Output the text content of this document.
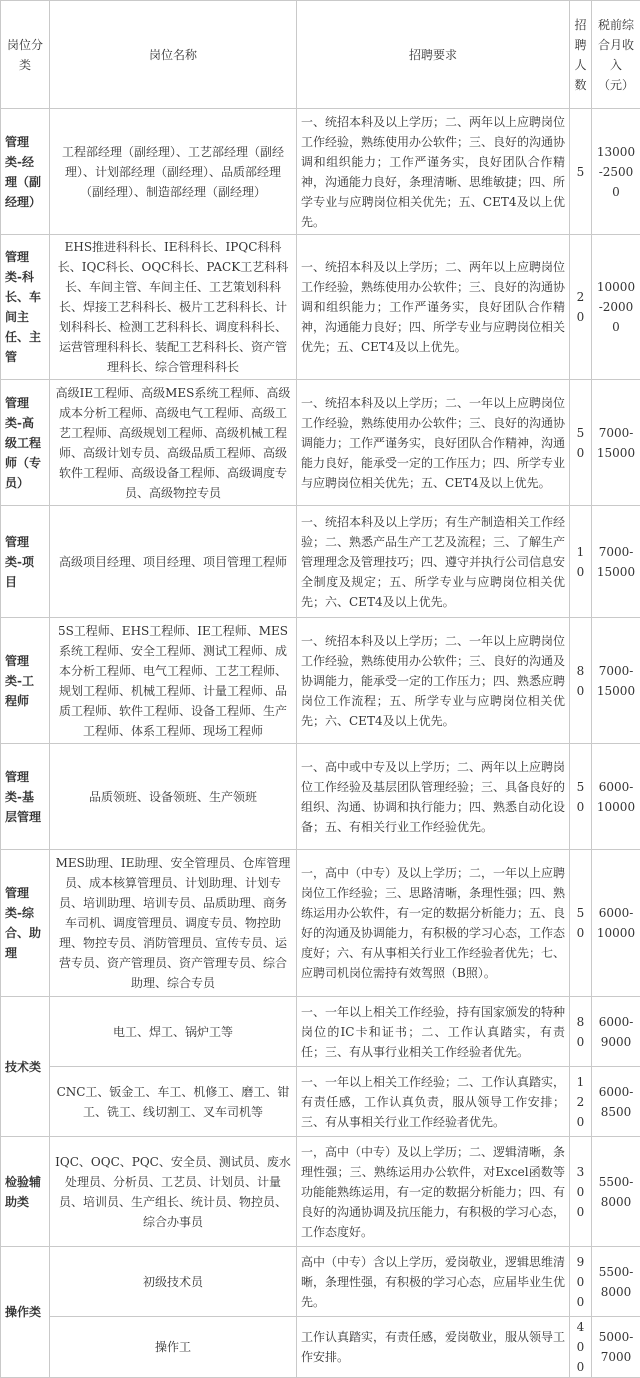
岗位分类	岗位名称	招聘要求	招聘人数	税前综合月收入（元）
管理类-经理（副经理）	工程部经理（副经理）、工艺部经理（副经理）、计划部经理（副经理）、品质部经理（副经理）、制造部经理（副经理）	一、统招本科及以上学历；二、两年以上应聘岗位工作经验，熟练使用办公软件；三、良好的沟通协调和组织能力；工作严谨务实，良好团队合作精神，沟通能力良好，条理清晰、思维敏捷；四、所学专业与应聘岗位相关优先；五、CET4及以上优先。	5	13000-25000
管理类-科长、车间主任、主管	EHS推进科科长、IE科科长、IPQC科科长、IQC科长、OQC科长、PACK工艺科科长、车间主管、车间主任、工艺策划科科长、焊接工艺科科长、极片工艺科科长、计划科科长、检测工艺科科长、调度科科长、运营管理科科长、装配工艺科科长、资产管理科长、综合管理科科长	一、统招本科及以上学历；二、两年以上应聘岗位工作经验，熟练使用办公软件；三、良好的沟通协调和组织能力；工作严谨务实，良好团队合作精神，沟通能力良好；四、所学专业与应聘岗位相关优先；五、CET4及以上优先。	20	10000-20000
管理类-高级工程师（专员）	高级IE工程师、高级MES系统工程师、高级成本分析工程师、高级电气工程师、高级工艺工程师、高级规划工程师、高级机械工程师、高级计划专员、高级品质工程师、高级软件工程师、高级设备工程师、高级调度专员、高级物控专员	一、统招本科及以上学历；二、一年以上应聘岗位工作经验，熟练使用办公软件；三、良好的沟通协调能力；工作严谨务实，良好团队合作精神，沟通能力良好，能承受一定的工作压力；四、所学专业与应聘岗位相关优先；五、CET4及以上优先。	50	7000-15000
管理类-项目	高级项目经理、项目经理、项目管理工程师	一、统招本科及以上学历；有生产制造相关工作经验；二、熟悉产品生产工艺及流程；三、了解生产管理理念及管理技巧；四、遵守并执行公司信息安全制度及规定；五、所学专业与应聘岗位相关优先；六、CET4及以上优先。	10	7000-15000
管理类-工程师	5S工程师、EHS工程师、IE工程师、MES系统工程师、安全工程师、测试工程师、成本分析工程师、电气工程师、工艺工程师、规划工程师、机械工程师、计量工程师、品质工程师、软件工程师、设备工程师、生产工程师、体系工程师、现场工程师	一、统招本科及以上学历；二、一年以上应聘岗位工作经验，熟练使用办公软件；三、良好的沟通及协调能力，能承受一定的工作压力；四、熟悉应聘岗位工作流程；五、所学专业与应聘岗位相关优先；六、CET4及以上优先。	80	7000-15000
管理类-基层管理	品质领班、设备领班、生产领班	一、高中或中专及以上学历；二、两年以上应聘岗位工作经验及基层团队管理经验；三、具备良好的组织、沟通、协调和执行能力；四、熟悉自动化设备；五、有相关行业工作经验优先。	50	6000-10000
管理类-综合、助理	MES助理、IE助理、安全管理员、仓库管理员、成本核算管理员、计划助理、计划专员、培训助理、培训专员、品质助理、商务车司机、调度管理员、调度专员、物控助理、物控专员、消防管理员、宣传专员、运营专员、资产管理员、资产管理专员、综合助理、综合专员	一，高中（中专）及以上学历；二，一年以上应聘岗位工作经验；三、思路清晰，条理性强；四、熟练运用办公软件，有一定的数据分析能力；五、良好的沟通及协调能力，有积极的学习心态，工作态度好；六、有从事相关行业工作经验者优先；七、应聘司机岗位需持有效驾照（B照）。	50	6000-10000
技术类	电工、焊工、锅炉工等	一、一年以上相关工作经验，持有国家颁发的特种岗位的IC卡和证书；二、工作认真踏实，有责任；三、有从事行业相关工作经验者优先。	80	6000-9000
	CNC工、钣金工、车工、机修工、磨工、钳工、铣工、线切割工、叉车司机等	一、一年以上相关工作经验；二、工作认真踏实，有责任感，工作认真负责，服从领导工作安排；三、有从事相关行业工作经验者优先。	120	6000-8500
检验辅助类	IQC、OQC、PQC、安全员、测试员、废水处理员、分析员、工艺员、计划员、计量员、培训员、生产组长、统计员、物控员、综合办事员	一，高中（中专）及以上学历；二、逻辑清晰，条理性强；三、熟练运用办公软件，对Excel函数等功能能熟练运用，有一定的数据分析能力；四、有良好的沟通协调及抗压能力，有积极的学习心态，工作态度好。	300	5500-8000
操作类	初级技术员	高中（中专）含以上学历，爱岗敬业，逻辑思维清晰，条理性强，有积极的学习心态，应届毕业生优先。	900	5500-8000
	操作工	工作认真踏实，有责任感，爱岗敬业，服从领导工作安排。	400	5000-7000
....
■ STATED GOAL:
Omit the pictures and reproduce the listing exactly.

■ ANSWER TO THIS EXERCISE:
Output the text content of this document.
岗位分类	岗位名称	招聘要求	招聘人数	税前综合月收入（元）
管理类-经理（副经理）	工程部经理（副经理）、工艺部经理（副经理）、计划部经理（副经理）、品质部经理（副经理）、制造部经理（副经理）	一、统招本科及以上学历；二、两年以上应聘岗位工作经验，熟练使用办公软件；三、良好的沟通协调和组织能力；工作严谨务实，良好团队合作精神，沟通能力良好，条理清晰、思维敏捷；四、所学专业与应聘岗位相关优先；五、CET4及以上优先。	5	13000-25000
管理类-科长、车间主任、主管	EHS推进科科长、IE科科长、IPQC科科长、IQC科长、OQC科长、PACK工艺科科长、车间主管、车间主任、工艺策划科科长、焊接工艺科科长、极片工艺科科长、计划科科长、检测工艺科科长、调度科科长、运营管理科科长、装配工艺科科长、资产管理科长、综合管理科科长	一、统招本科及以上学历；二、两年以上应聘岗位工作经验，熟练使用办公软件；三、良好的沟通协调和组织能力；工作严谨务实，良好团队合作精神，沟通能力良好；四、所学专业与应聘岗位相关优先；五、CET4及以上优先。	20	10000-20000
管理类-高级工程师（专员）	高级IE工程师、高级MES系统工程师、高级成本分析工程师、高级电气工程师、高级工艺工程师、高级规划工程师、高级机械工程师、高级计划专员、高级品质工程师、高级软件工程师、高级设备工程师、高级调度专员、高级物控专员	一、统招本科及以上学历；二、一年以上应聘岗位工作经验，熟练使用办公软件；三、良好的沟通协调能力；工作严谨务实，良好团队合作精神，沟通能力良好，能承受一定的工作压力；四、所学专业与应聘岗位相关优先；五、CET4及以上优先。	50	7000-15000
管理类-项目	高级项目经理、项目经理、项目管理工程师	一、统招本科及以上学历；有生产制造相关工作经验；二、熟悉产品生产工艺及流程；三、了解生产管理理念及管理技巧；四、遵守并执行公司信息安全制度及规定；五、所学专业与应聘岗位相关优先；六、CET4及以上优先。	10	7000-15000
管理类-工程师	5S工程师、EHS工程师、IE工程师、MES系统工程师、安全工程师、测试工程师、成本分析工程师、电气工程师、工艺工程师、规划工程师、机械工程师、计量工程师、品质工程师、软件工程师、设备工程师、生产工程师、体系工程师、现场工程师	一、统招本科及以上学历；二、一年以上应聘岗位工作经验，熟练使用办公软件；三、良好的沟通及协调能力，能承受一定的工作压力；四、熟悉应聘岗位工作流程；五、所学专业与应聘岗位相关优先；六、CET4及以上优先。	80	7000-15000
管理类-基层管理	品质领班、设备领班、生产领班	一、高中或中专及以上学历；二、两年以上应聘岗位工作经验及基层团队管理经验；三、具备良好的组织、沟通、协调和执行能力；四、熟悉自动化设备；五、有相关行业工作经验优先。	50	6000-10000
管理类-综合、助理	MES助理、IE助理、安全管理员、仓库管理员、成本核算管理员、计划助理、计划专员、培训助理、培训专员、品质助理、商务车司机、调度管理员、调度专员、物控助理、物控专员、消防管理员、宣传专员、运营专员、资产管理员、资产管理专员、综合助理、综合专员	一，高中（中专）及以上学历；二，一年以上应聘岗位工作经验；三、思路清晰，条理性强；四、熟练运用办公软件，有一定的数据分析能力；五、良好的沟通及协调能力，有积极的学习心态，工作态度好；六、有从事相关行业工作经验者优先；七、应聘司机岗位需持有效驾照（B照）。	50	6000-10000
技术类	电工、焊工、锅炉工等	一、一年以上相关工作经验，持有国家颁发的特种岗位的IC卡和证书；二、工作认真踏实，有责任；三、有从事行业相关工作经验者优先。	80	6000-9000
	CNC工、钣金工、车工、机修工、磨工、钳工、铣工、线切割工、叉车司机等	一、一年以上相关工作经验；二、工作认真踏实，有责任感，工作认真负责，服从领导工作安排；三、有从事相关行业工作经验者优先。	120	6000-8500
检验辅助类	IQC、OQC、PQC、安全员、测试员、废水处理员、分析员、工艺员、计划员、计量员、培训员、生产组长、统计员、物控员、综合办事员	一，高中（中专）及以上学历；二、逻辑清晰，条理性强；三、熟练运用办公软件，对Excel函数等功能能熟练运用，有一定的数据分析能力；四、有良好的沟通协调及抗压能力，有积极的学习心态，工作态度好。	300	5500-8000
操作类	初级技术员	高中（中专）含以上学历，爱岗敬业，逻辑思维清晰，条理性强，有积极的学习心态，应届毕业生优先。	900	5500-8000
	操作工	工作认真踏实，有责任感，爱岗敬业，服从领导工作安排。	400	5000-7000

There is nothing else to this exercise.